▸ Task objective
Check each line for the string "data" and give only the count of lines that have it.

..............................

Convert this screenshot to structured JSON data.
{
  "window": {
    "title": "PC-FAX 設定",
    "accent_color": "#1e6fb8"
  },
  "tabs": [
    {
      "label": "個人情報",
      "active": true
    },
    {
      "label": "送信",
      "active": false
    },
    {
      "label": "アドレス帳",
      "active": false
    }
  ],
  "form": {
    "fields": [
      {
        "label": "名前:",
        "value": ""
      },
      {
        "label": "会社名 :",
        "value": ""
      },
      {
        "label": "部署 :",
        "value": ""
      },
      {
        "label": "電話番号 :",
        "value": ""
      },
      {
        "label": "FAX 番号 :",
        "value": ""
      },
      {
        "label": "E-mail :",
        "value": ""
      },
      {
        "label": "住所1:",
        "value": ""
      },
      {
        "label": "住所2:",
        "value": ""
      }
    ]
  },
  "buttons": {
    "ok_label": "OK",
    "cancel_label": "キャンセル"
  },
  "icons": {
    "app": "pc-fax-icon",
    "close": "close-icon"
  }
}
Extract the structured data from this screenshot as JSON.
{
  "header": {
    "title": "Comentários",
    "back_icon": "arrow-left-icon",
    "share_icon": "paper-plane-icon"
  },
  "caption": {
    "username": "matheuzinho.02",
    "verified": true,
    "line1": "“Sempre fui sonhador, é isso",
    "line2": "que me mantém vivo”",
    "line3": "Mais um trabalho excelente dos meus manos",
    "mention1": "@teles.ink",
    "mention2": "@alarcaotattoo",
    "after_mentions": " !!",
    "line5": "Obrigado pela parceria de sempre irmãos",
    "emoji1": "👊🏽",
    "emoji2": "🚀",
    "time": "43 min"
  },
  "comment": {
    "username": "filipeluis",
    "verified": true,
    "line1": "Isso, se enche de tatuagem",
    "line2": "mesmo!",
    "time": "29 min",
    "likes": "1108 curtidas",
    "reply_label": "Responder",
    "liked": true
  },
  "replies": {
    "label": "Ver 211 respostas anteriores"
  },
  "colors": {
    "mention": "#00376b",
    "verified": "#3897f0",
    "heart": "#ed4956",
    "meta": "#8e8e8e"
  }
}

..............................

▸ Result
2